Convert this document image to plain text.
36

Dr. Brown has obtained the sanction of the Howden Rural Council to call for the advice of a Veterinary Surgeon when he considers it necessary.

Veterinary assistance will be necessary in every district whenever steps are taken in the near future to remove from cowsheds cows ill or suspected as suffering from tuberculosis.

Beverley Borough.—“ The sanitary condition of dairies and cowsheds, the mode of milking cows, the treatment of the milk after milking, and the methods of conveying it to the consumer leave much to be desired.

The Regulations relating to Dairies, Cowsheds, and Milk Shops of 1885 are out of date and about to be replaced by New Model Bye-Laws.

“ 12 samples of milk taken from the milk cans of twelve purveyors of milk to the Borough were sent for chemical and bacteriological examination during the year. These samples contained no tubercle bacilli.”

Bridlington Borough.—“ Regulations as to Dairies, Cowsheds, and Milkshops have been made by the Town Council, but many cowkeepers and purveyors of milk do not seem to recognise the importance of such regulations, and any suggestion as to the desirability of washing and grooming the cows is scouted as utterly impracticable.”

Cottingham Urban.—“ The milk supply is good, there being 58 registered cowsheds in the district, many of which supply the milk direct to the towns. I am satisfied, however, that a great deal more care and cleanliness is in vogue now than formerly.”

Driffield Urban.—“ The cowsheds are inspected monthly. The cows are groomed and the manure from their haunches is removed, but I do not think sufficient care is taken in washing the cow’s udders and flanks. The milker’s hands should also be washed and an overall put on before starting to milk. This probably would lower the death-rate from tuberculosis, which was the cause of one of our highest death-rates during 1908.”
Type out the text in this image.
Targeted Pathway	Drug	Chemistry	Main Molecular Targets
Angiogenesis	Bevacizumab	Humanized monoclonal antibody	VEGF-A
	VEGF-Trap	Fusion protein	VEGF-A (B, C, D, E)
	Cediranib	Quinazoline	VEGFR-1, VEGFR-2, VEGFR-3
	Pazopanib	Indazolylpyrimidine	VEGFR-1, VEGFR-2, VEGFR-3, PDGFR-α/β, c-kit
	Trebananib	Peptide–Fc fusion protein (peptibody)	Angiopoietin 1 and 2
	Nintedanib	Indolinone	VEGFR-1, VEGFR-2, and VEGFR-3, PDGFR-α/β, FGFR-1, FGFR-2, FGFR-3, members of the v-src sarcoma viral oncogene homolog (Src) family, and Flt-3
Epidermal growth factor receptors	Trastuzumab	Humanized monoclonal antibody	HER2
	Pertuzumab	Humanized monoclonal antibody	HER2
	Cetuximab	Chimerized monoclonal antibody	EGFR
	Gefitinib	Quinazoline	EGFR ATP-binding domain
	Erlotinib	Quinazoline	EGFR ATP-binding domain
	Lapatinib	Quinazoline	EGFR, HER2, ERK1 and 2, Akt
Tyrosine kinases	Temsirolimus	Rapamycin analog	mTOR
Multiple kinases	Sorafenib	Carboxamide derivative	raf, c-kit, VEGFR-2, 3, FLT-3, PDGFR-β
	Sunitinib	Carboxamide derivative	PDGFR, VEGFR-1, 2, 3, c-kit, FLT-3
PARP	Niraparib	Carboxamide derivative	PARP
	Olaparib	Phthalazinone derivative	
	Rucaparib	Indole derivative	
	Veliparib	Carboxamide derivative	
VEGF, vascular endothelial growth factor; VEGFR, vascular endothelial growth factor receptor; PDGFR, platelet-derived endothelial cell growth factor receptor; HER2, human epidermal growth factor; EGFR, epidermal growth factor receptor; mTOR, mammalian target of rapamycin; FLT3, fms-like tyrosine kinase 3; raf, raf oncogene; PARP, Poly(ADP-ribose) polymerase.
------------------------------
§ **TASK INSTRUCTIONS**: After locating the line that contains "Type out the text in this image.", print that line and every one after it through the last line of the listing, exactly.

§ **PROBLEM SOLUTION**:
Type out the text in this image.
Targeted Pathway	Drug	Chemistry	Main Molecular Targets
Angiogenesis	Bevacizumab	Humanized monoclonal antibody	VEGF-A
	VEGF-Trap	Fusion protein	VEGF-A (B, C, D, E)
	Cediranib	Quinazoline	VEGFR-1, VEGFR-2, VEGFR-3
	Pazopanib	Indazolylpyrimidine	VEGFR-1, VEGFR-2, VEGFR-3, PDGFR-α/β, c-kit
	Trebananib	Peptide–Fc fusion protein (peptibody)	Angiopoietin 1 and 2
	Nintedanib	Indolinone	VEGFR-1, VEGFR-2, and VEGFR-3, PDGFR-α/β, FGFR-1, FGFR-2, FGFR-3, members of the v-src sarcoma viral oncogene homolog (Src) family, and Flt-3
Epidermal growth factor receptors	Trastuzumab	Humanized monoclonal antibody	HER2
	Pertuzumab	Humanized monoclonal antibody	HER2
	Cetuximab	Chimerized monoclonal antibody	EGFR
	Gefitinib	Quinazoline	EGFR ATP-binding domain
	Erlotinib	Quinazoline	EGFR ATP-binding domain
	Lapatinib	Quinazoline	EGFR, HER2, ERK1 and 2, Akt
Tyrosine kinases	Temsirolimus	Rapamycin analog	mTOR
Multiple kinases	Sorafenib	Carboxamide derivative	raf, c-kit, VEGFR-2, 3, FLT-3, PDGFR-β
	Sunitinib	Carboxamide derivative	PDGFR, VEGFR-1, 2, 3, c-kit, FLT-3
PARP	Niraparib	Carboxamide derivative	PARP
	Olaparib	Phthalazinone derivative	
	Rucaparib	Indole derivative	
	Veliparib	Carboxamide derivative	
VEGF, vascular endothelial growth factor; VEGFR, vascular endothelial growth factor receptor; PDGFR, platelet-derived endothelial cell growth factor receptor; HER2, human epidermal growth factor; EGFR, epidermal growth factor receptor; mTOR, mammalian target of rapamycin; FLT3, fms-like tyrosine kinase 3; raf, raf oncogene; PARP, Poly(ADP-ribose) polymerase.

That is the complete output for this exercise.